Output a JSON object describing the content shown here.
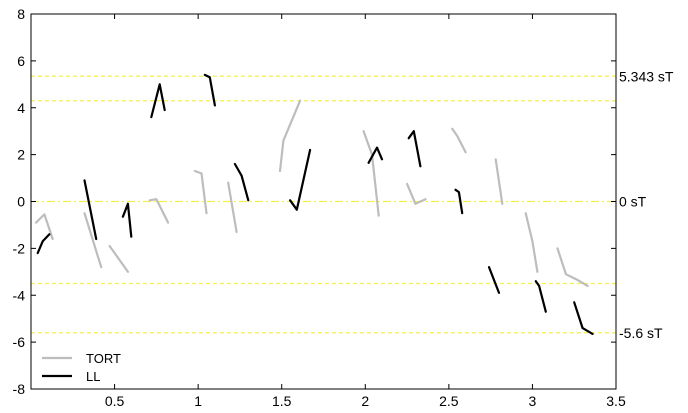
{
  "chart_data": {
    "type": "line",
    "xlim": [
      0,
      3.5
    ],
    "ylim": [
      -8,
      8
    ],
    "x_ticks": [
      0.5,
      1,
      1.5,
      2,
      2.5,
      3,
      3.5
    ],
    "x_tick_labels": [
      "0.5",
      "1",
      "1.5",
      "2",
      "2.5",
      "3",
      "3.5"
    ],
    "y_ticks": [
      -8,
      -6,
      -4,
      -2,
      0,
      2,
      4,
      6,
      8
    ],
    "y_tick_labels": [
      "-8",
      "-6",
      "-4",
      "-2",
      "0",
      "2",
      "4",
      "6",
      "8"
    ],
    "grid": false,
    "legend": {
      "position": "bottom-left",
      "entries": [
        "TORT",
        "LL"
      ]
    },
    "reference_lines": [
      {
        "y": 5.343,
        "label": "5.343 sT",
        "style": "dashed",
        "color": "#f5f04a"
      },
      {
        "y": 4.3,
        "label": "",
        "style": "dashed",
        "color": "#f5f04a"
      },
      {
        "y": 0,
        "label": "0 sT",
        "style": "dashdot",
        "color": "#f5f04a"
      },
      {
        "y": -3.5,
        "label": "",
        "style": "dashed",
        "color": "#f5f04a"
      },
      {
        "y": -5.6,
        "label": "-5.6 sT",
        "style": "dashed",
        "color": "#f5f04a"
      }
    ],
    "series": [
      {
        "name": "TORT",
        "color": "#bdbdbd",
        "segments": [
          [
            [
              0.03,
              -0.9
            ],
            [
              0.08,
              -0.55
            ],
            [
              0.13,
              -1.6
            ]
          ],
          [
            [
              0.32,
              -0.5
            ],
            [
              0.42,
              -2.8
            ]
          ],
          [
            [
              0.47,
              -1.9
            ],
            [
              0.58,
              -3.0
            ]
          ],
          [
            [
              0.71,
              0.05
            ],
            [
              0.75,
              0.1
            ],
            [
              0.82,
              -0.9
            ]
          ],
          [
            [
              0.98,
              1.3
            ],
            [
              1.02,
              1.2
            ],
            [
              1.05,
              -0.5
            ]
          ],
          [
            [
              1.18,
              0.8
            ],
            [
              1.23,
              -1.3
            ]
          ],
          [
            [
              1.49,
              1.3
            ],
            [
              1.51,
              2.6
            ],
            [
              1.61,
              4.3
            ]
          ],
          [
            [
              1.99,
              3.0
            ],
            [
              2.04,
              2.0
            ],
            [
              2.08,
              -0.6
            ]
          ],
          [
            [
              2.25,
              0.75
            ],
            [
              2.3,
              -0.1
            ],
            [
              2.36,
              0.1
            ]
          ],
          [
            [
              2.52,
              3.1
            ],
            [
              2.55,
              2.8
            ],
            [
              2.6,
              2.1
            ]
          ],
          [
            [
              2.78,
              1.8
            ],
            [
              2.82,
              -0.1
            ]
          ],
          [
            [
              2.96,
              -0.5
            ],
            [
              3.0,
              -1.7
            ],
            [
              3.03,
              -3.0
            ]
          ],
          [
            [
              3.15,
              -2.0
            ],
            [
              3.2,
              -3.1
            ],
            [
              3.27,
              -3.35
            ],
            [
              3.33,
              -3.6
            ]
          ]
        ]
      },
      {
        "name": "LL",
        "color": "#000000",
        "segments": [
          [
            [
              0.04,
              -2.2
            ],
            [
              0.07,
              -1.7
            ],
            [
              0.11,
              -1.4
            ]
          ],
          [
            [
              0.32,
              0.9
            ],
            [
              0.39,
              -1.6
            ]
          ],
          [
            [
              0.55,
              -0.65
            ],
            [
              0.58,
              -0.1
            ],
            [
              0.6,
              -1.5
            ]
          ],
          [
            [
              0.72,
              3.6
            ],
            [
              0.77,
              5.0
            ],
            [
              0.8,
              3.9
            ]
          ],
          [
            [
              1.04,
              5.4
            ],
            [
              1.07,
              5.3
            ],
            [
              1.1,
              4.1
            ]
          ],
          [
            [
              1.22,
              1.6
            ],
            [
              1.26,
              1.1
            ],
            [
              1.3,
              0.05
            ]
          ],
          [
            [
              1.55,
              0.05
            ],
            [
              1.59,
              -0.35
            ],
            [
              1.67,
              2.2
            ]
          ],
          [
            [
              2.02,
              1.65
            ],
            [
              2.07,
              2.3
            ],
            [
              2.1,
              1.8
            ]
          ],
          [
            [
              2.26,
              2.7
            ],
            [
              2.29,
              3.0
            ],
            [
              2.33,
              1.5
            ]
          ],
          [
            [
              2.54,
              0.5
            ],
            [
              2.56,
              0.4
            ],
            [
              2.58,
              -0.5
            ]
          ],
          [
            [
              2.74,
              -2.8
            ],
            [
              2.8,
              -3.9
            ]
          ],
          [
            [
              3.02,
              -3.4
            ],
            [
              3.04,
              -3.6
            ],
            [
              3.08,
              -4.7
            ]
          ],
          [
            [
              3.25,
              -4.3
            ],
            [
              3.3,
              -5.4
            ],
            [
              3.36,
              -5.65
            ]
          ]
        ]
      }
    ]
  }
}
::::::::::
**YOUR INSTRUCTIONS**
Nothing but the pictures may be dropped; output the records above exactly.

**THE RESPONSE**
Output a JSON object describing the content shown here.
{
  "chart_data": {
    "type": "line",
    "xlim": [
      0,
      3.5
    ],
    "ylim": [
      -8,
      8
    ],
    "x_ticks": [
      0.5,
      1,
      1.5,
      2,
      2.5,
      3,
      3.5
    ],
    "x_tick_labels": [
      "0.5",
      "1",
      "1.5",
      "2",
      "2.5",
      "3",
      "3.5"
    ],
    "y_ticks": [
      -8,
      -6,
      -4,
      -2,
      0,
      2,
      4,
      6,
      8
    ],
    "y_tick_labels": [
      "-8",
      "-6",
      "-4",
      "-2",
      "0",
      "2",
      "4",
      "6",
      "8"
    ],
    "grid": false,
    "legend": {
      "position": "bottom-left",
      "entries": [
        "TORT",
        "LL"
      ]
    },
    "reference_lines": [
      {
        "y": 5.343,
        "label": "5.343 sT",
        "style": "dashed",
        "color": "#f5f04a"
      },
      {
        "y": 4.3,
        "label": "",
        "style": "dashed",
        "color": "#f5f04a"
      },
      {
        "y": 0,
        "label": "0 sT",
        "style": "dashdot",
        "color": "#f5f04a"
      },
      {
        "y": -3.5,
        "label": "",
        "style": "dashed",
        "color": "#f5f04a"
      },
      {
        "y": -5.6,
        "label": "-5.6 sT",
        "style": "dashed",
        "color": "#f5f04a"
      }
    ],
    "series": [
      {
        "name": "TORT",
        "color": "#bdbdbd",
        "segments": [
          [
            [
              0.03,
              -0.9
            ],
            [
              0.08,
              -0.55
            ],
            [
              0.13,
              -1.6
            ]
          ],
          [
            [
              0.32,
              -0.5
            ],
            [
              0.42,
              -2.8
            ]
          ],
          [
            [
              0.47,
              -1.9
            ],
            [
              0.58,
              -3.0
            ]
          ],
          [
            [
              0.71,
              0.05
            ],
            [
              0.75,
              0.1
            ],
            [
              0.82,
              -0.9
            ]
          ],
          [
            [
              0.98,
              1.3
            ],
            [
              1.02,
              1.2
            ],
            [
              1.05,
              -0.5
            ]
          ],
          [
            [
              1.18,
              0.8
            ],
            [
              1.23,
              -1.3
            ]
          ],
          [
            [
              1.49,
              1.3
            ],
            [
              1.51,
              2.6
            ],
            [
              1.61,
              4.3
            ]
          ],
          [
            [
              1.99,
              3.0
            ],
            [
              2.04,
              2.0
            ],
            [
              2.08,
              -0.6
            ]
          ],
          [
            [
              2.25,
              0.75
            ],
            [
              2.3,
              -0.1
            ],
            [
              2.36,
              0.1
            ]
          ],
          [
            [
              2.52,
              3.1
            ],
            [
              2.55,
              2.8
            ],
            [
              2.6,
              2.1
            ]
          ],
          [
            [
              2.78,
              1.8
            ],
            [
              2.82,
              -0.1
            ]
          ],
          [
            [
              2.96,
              -0.5
            ],
            [
              3.0,
              -1.7
            ],
            [
              3.03,
              -3.0
            ]
          ],
          [
            [
              3.15,
              -2.0
            ],
            [
              3.2,
              -3.1
            ],
            [
              3.27,
              -3.35
            ],
            [
              3.33,
              -3.6
            ]
          ]
        ]
      },
      {
        "name": "LL",
        "color": "#000000",
        "segments": [
          [
            [
              0.04,
              -2.2
            ],
            [
              0.07,
              -1.7
            ],
            [
              0.11,
              -1.4
            ]
          ],
          [
            [
              0.32,
              0.9
            ],
            [
              0.39,
              -1.6
            ]
          ],
          [
            [
              0.55,
              -0.65
            ],
            [
              0.58,
              -0.1
            ],
            [
              0.6,
              -1.5
            ]
          ],
          [
            [
              0.72,
              3.6
            ],
            [
              0.77,
              5.0
            ],
            [
              0.8,
              3.9
            ]
          ],
          [
            [
              1.04,
              5.4
            ],
            [
              1.07,
              5.3
            ],
            [
              1.1,
              4.1
            ]
          ],
          [
            [
              1.22,
              1.6
            ],
            [
              1.26,
              1.1
            ],
            [
              1.3,
              0.05
            ]
          ],
          [
            [
              1.55,
              0.05
            ],
            [
              1.59,
              -0.35
            ],
            [
              1.67,
              2.2
            ]
          ],
          [
            [
              2.02,
              1.65
            ],
            [
              2.07,
              2.3
            ],
            [
              2.1,
              1.8
            ]
          ],
          [
            [
              2.26,
              2.7
            ],
            [
              2.29,
              3.0
            ],
            [
              2.33,
              1.5
            ]
          ],
          [
            [
              2.54,
              0.5
            ],
            [
              2.56,
              0.4
            ],
            [
              2.58,
              -0.5
            ]
          ],
          [
            [
              2.74,
              -2.8
            ],
            [
              2.8,
              -3.9
            ]
          ],
          [
            [
              3.02,
              -3.4
            ],
            [
              3.04,
              -3.6
            ],
            [
              3.08,
              -4.7
            ]
          ],
          [
            [
              3.25,
              -4.3
            ],
            [
              3.3,
              -5.4
            ],
            [
              3.36,
              -5.65
            ]
          ]
        ]
      }
    ]
  }
}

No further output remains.